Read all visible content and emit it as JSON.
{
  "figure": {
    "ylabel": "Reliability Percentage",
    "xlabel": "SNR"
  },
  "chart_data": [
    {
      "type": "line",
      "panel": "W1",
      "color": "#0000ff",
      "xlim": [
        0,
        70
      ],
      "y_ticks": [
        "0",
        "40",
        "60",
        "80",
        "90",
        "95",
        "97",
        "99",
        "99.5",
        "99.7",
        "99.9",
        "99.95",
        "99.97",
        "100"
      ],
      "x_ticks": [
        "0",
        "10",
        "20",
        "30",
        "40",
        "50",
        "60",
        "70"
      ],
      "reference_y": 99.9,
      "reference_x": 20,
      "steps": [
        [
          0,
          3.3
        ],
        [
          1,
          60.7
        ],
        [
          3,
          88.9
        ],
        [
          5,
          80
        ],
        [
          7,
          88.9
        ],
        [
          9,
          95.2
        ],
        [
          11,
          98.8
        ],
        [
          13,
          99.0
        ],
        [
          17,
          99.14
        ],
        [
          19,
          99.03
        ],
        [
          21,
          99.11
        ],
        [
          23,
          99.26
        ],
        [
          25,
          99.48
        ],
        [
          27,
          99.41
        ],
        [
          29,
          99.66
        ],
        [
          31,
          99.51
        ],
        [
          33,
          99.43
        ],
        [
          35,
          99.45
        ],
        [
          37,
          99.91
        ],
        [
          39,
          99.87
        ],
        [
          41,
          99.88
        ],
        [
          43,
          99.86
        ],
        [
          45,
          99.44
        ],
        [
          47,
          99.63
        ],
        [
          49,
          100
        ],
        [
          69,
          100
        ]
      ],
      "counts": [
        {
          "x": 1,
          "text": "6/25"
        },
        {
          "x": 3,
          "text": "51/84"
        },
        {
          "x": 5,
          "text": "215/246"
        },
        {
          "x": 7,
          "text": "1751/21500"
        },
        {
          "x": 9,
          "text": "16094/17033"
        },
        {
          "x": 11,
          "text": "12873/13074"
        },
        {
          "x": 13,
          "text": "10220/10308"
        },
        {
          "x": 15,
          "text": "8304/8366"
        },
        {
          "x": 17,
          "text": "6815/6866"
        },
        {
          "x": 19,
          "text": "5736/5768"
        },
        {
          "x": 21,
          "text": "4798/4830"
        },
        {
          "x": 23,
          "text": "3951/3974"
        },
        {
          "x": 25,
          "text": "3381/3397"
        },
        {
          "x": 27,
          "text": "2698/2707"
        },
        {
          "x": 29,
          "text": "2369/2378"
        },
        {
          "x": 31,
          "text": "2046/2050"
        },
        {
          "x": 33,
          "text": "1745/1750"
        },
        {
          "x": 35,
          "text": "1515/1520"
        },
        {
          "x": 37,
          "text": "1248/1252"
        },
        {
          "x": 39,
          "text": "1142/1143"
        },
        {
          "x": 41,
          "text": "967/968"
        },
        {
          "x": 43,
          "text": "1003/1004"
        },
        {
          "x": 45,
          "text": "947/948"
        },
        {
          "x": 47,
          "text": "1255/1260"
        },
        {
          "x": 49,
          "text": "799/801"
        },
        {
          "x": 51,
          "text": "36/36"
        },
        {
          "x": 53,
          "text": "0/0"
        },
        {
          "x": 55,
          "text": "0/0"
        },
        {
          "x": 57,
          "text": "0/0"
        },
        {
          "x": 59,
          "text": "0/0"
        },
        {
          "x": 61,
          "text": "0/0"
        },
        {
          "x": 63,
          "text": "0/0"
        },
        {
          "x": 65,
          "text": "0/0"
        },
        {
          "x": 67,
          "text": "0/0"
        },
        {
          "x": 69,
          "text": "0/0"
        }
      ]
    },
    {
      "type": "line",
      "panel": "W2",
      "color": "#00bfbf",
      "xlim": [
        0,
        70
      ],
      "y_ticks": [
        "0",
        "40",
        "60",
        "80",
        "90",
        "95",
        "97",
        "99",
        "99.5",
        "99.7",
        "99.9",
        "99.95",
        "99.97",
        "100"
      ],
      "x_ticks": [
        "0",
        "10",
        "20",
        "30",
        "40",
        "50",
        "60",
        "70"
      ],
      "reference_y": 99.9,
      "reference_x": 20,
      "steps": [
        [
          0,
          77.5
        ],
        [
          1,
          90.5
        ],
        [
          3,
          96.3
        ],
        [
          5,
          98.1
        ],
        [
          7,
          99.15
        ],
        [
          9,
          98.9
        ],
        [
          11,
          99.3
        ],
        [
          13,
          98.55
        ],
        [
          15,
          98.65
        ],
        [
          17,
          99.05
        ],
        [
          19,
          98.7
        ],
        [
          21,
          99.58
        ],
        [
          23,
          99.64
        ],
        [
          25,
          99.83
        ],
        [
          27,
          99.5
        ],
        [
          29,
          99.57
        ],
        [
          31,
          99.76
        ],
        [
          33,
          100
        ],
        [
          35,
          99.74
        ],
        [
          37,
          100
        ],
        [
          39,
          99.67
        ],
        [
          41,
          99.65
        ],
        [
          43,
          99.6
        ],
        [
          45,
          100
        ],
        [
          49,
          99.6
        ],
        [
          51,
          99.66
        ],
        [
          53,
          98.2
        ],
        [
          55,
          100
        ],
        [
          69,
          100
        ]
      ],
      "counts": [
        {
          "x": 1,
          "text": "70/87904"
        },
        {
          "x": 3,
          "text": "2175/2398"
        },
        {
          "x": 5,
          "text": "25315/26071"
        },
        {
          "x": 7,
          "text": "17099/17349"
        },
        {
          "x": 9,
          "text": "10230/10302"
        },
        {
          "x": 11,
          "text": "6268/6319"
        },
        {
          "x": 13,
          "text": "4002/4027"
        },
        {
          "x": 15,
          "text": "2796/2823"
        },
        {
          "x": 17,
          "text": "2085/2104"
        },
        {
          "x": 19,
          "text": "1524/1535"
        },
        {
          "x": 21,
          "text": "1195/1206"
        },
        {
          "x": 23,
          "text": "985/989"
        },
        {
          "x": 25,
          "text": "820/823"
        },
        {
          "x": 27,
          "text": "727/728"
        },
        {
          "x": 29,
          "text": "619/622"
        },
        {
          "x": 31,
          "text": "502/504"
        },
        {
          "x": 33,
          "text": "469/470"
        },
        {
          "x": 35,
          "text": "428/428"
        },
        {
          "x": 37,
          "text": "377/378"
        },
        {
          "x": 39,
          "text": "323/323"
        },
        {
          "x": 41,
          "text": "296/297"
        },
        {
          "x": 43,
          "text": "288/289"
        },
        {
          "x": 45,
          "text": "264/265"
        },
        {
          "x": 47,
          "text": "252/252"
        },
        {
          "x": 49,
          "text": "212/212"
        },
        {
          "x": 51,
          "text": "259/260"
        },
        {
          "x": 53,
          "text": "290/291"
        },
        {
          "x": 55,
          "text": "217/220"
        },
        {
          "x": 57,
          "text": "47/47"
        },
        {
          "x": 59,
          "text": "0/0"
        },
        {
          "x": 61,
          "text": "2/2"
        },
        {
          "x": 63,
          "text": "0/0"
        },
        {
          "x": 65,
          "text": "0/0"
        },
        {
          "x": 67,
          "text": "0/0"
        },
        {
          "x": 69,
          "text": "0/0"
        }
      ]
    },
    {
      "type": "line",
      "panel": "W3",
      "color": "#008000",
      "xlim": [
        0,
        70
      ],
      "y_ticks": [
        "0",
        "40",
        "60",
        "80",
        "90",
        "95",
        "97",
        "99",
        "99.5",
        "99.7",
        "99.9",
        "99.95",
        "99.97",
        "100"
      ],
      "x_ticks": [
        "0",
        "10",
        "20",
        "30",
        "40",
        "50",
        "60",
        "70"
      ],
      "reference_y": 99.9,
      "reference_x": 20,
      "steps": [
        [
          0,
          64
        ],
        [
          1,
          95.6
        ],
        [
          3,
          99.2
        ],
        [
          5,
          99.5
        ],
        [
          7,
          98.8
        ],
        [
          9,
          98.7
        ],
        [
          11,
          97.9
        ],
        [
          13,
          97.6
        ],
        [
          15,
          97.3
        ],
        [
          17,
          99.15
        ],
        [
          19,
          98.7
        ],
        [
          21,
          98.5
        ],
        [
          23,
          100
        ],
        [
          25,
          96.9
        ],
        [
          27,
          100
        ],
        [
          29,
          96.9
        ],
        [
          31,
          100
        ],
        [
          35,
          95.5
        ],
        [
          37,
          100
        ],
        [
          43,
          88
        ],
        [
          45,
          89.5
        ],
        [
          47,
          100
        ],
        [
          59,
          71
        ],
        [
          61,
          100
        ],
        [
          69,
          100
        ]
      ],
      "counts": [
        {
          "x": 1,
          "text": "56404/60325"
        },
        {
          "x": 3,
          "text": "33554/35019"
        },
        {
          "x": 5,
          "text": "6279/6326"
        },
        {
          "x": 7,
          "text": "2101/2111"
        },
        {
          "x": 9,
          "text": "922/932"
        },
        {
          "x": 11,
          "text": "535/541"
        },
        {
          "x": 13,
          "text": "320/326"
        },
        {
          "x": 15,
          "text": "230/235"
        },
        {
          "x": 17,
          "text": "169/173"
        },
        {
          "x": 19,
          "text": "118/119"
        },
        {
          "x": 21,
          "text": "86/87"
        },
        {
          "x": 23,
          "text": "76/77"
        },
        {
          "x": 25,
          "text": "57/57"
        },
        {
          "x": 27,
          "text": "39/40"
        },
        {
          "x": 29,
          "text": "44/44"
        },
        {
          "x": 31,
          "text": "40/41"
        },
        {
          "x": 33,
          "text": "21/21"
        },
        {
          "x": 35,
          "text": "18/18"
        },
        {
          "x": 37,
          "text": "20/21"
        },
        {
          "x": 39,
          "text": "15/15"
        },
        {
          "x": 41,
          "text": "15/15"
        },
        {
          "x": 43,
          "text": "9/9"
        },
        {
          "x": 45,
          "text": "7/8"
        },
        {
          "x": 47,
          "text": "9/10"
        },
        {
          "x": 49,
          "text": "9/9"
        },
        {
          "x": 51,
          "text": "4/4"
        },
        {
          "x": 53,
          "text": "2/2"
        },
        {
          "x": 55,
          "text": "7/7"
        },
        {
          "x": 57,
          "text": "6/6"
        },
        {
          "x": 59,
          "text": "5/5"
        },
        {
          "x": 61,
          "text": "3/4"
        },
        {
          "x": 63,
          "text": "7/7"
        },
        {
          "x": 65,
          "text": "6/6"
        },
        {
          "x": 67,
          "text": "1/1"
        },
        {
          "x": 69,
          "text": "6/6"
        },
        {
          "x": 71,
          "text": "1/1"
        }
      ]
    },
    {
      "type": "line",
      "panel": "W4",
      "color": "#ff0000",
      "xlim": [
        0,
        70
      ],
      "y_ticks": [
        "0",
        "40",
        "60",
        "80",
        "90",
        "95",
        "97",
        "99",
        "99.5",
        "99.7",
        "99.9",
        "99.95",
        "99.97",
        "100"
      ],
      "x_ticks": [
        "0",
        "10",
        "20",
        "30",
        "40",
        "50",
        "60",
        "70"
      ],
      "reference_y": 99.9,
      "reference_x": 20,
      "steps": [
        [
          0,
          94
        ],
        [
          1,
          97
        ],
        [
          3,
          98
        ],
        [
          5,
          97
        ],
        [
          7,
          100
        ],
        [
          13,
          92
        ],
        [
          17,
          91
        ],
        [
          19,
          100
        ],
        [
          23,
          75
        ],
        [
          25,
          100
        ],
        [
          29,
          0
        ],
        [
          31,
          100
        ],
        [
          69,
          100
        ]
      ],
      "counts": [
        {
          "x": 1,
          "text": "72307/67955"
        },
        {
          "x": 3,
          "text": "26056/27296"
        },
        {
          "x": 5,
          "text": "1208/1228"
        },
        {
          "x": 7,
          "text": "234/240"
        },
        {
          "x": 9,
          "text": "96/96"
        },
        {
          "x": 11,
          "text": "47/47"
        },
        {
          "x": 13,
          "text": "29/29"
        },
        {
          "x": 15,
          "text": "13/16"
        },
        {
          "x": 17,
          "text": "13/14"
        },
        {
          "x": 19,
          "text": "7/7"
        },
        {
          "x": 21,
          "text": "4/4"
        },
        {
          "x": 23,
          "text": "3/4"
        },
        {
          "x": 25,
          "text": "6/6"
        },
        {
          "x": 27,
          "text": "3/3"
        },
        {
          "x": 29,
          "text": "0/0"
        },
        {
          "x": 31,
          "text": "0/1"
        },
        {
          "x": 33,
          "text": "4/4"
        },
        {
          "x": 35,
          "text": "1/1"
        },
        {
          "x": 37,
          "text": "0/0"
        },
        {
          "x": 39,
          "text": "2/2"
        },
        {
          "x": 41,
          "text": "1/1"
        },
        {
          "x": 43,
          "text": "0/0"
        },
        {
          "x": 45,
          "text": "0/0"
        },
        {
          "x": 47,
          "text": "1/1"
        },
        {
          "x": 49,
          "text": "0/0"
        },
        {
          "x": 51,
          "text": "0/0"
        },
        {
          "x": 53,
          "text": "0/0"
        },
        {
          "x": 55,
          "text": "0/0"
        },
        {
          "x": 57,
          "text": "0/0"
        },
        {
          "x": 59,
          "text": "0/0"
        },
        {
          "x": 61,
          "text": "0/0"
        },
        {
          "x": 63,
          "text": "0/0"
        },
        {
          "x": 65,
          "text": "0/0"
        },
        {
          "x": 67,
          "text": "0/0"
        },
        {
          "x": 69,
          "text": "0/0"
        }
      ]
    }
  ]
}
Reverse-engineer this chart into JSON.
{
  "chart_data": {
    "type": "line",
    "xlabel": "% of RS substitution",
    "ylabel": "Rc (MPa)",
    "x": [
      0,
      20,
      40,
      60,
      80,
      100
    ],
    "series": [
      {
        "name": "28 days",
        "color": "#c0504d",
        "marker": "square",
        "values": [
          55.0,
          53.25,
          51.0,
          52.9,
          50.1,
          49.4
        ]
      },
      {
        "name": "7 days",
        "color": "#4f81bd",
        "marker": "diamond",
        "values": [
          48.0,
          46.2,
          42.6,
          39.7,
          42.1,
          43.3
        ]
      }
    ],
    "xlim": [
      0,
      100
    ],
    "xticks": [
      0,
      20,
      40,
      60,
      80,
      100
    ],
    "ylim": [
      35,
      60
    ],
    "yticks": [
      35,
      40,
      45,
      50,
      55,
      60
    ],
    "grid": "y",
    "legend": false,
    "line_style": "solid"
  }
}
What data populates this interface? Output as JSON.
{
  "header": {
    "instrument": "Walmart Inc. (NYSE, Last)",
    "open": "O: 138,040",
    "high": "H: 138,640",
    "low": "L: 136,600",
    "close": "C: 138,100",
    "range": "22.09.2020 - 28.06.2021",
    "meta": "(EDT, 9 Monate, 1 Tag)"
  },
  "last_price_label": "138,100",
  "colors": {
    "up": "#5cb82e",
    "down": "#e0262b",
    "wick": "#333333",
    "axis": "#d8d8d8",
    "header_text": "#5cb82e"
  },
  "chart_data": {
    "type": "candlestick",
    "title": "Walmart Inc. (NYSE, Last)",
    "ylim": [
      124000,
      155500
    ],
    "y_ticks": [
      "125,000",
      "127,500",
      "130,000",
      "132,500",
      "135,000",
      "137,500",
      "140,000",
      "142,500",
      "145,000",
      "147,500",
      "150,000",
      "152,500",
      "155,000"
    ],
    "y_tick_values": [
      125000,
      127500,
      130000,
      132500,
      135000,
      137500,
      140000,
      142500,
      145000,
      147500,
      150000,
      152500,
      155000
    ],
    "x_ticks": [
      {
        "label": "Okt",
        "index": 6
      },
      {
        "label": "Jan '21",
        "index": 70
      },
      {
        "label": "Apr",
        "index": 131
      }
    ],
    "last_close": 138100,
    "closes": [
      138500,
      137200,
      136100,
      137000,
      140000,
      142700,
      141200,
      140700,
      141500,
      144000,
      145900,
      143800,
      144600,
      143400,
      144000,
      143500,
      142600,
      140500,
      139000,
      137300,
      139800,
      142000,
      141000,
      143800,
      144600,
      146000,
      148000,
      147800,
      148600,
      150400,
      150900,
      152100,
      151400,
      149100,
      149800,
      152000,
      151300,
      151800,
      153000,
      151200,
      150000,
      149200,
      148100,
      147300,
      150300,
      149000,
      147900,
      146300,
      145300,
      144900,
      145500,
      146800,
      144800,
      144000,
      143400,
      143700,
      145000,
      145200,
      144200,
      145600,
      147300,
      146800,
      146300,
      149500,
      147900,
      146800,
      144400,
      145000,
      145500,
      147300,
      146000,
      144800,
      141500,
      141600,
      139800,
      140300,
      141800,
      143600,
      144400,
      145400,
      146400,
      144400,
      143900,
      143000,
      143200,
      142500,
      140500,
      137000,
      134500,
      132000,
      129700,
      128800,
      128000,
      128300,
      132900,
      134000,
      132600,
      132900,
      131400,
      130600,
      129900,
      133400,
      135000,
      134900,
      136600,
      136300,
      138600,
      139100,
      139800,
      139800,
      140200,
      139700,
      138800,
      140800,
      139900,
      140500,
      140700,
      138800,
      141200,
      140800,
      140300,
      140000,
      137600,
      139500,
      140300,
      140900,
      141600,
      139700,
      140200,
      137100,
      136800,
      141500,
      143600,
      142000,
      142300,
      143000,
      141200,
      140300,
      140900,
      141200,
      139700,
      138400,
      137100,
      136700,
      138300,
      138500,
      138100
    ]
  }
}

### [Problem]
Say how many lines of the data include the word "Walmart". Respond with the number alone.

### [Answer for this exercise]
2